▸ **Work to be completed**:
Please say how many lines of the listing hold "text", with no other words in the answer.

%%

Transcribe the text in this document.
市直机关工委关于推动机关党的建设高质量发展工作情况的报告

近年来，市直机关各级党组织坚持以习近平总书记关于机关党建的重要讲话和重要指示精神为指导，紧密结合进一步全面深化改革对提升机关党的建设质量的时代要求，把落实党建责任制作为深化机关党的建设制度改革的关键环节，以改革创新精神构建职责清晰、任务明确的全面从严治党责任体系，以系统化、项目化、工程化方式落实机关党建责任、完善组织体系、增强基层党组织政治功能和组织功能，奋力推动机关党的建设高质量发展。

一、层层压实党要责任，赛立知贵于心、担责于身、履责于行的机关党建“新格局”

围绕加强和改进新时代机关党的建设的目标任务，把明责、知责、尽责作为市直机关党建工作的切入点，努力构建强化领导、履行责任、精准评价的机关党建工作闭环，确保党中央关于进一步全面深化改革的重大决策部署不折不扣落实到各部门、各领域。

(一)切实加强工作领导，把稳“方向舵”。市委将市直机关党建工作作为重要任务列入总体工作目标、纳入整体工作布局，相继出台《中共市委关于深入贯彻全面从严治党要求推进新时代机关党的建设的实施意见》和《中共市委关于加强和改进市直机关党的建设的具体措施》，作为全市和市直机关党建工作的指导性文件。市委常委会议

%%
%%

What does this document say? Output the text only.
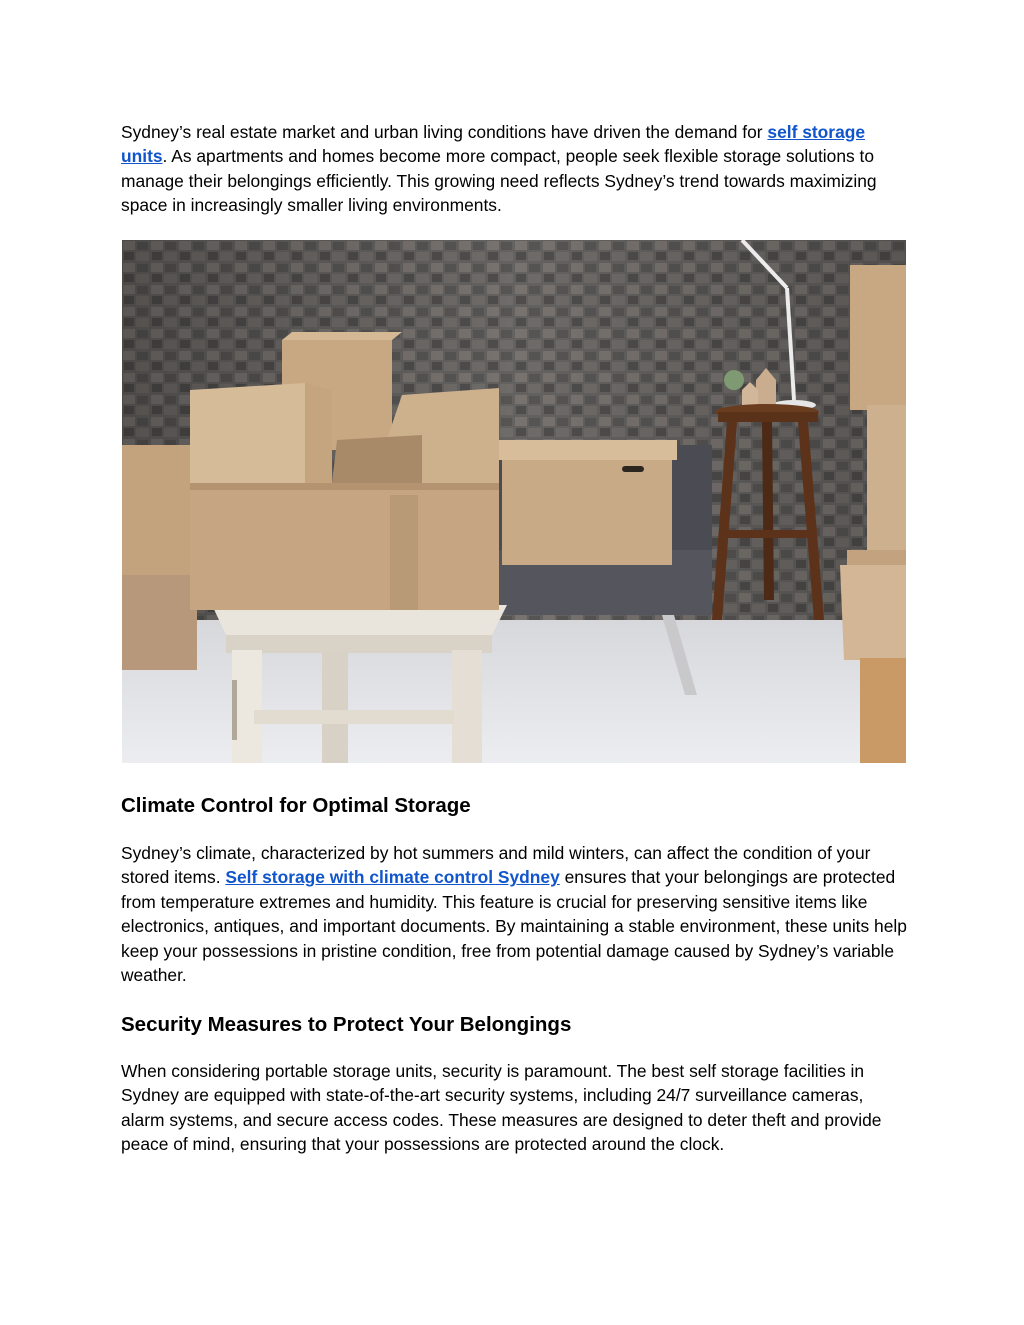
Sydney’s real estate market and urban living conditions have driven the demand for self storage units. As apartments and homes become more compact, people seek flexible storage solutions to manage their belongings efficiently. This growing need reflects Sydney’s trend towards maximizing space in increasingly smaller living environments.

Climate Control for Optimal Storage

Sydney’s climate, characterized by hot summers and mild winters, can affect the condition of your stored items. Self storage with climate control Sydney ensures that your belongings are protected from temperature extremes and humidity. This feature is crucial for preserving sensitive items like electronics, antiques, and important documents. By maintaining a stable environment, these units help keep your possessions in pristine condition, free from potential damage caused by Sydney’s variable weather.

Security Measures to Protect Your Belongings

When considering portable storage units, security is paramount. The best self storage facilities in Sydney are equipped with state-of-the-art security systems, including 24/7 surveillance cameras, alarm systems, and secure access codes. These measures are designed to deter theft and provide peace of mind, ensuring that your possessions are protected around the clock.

%%

▸ **Written reply**:
2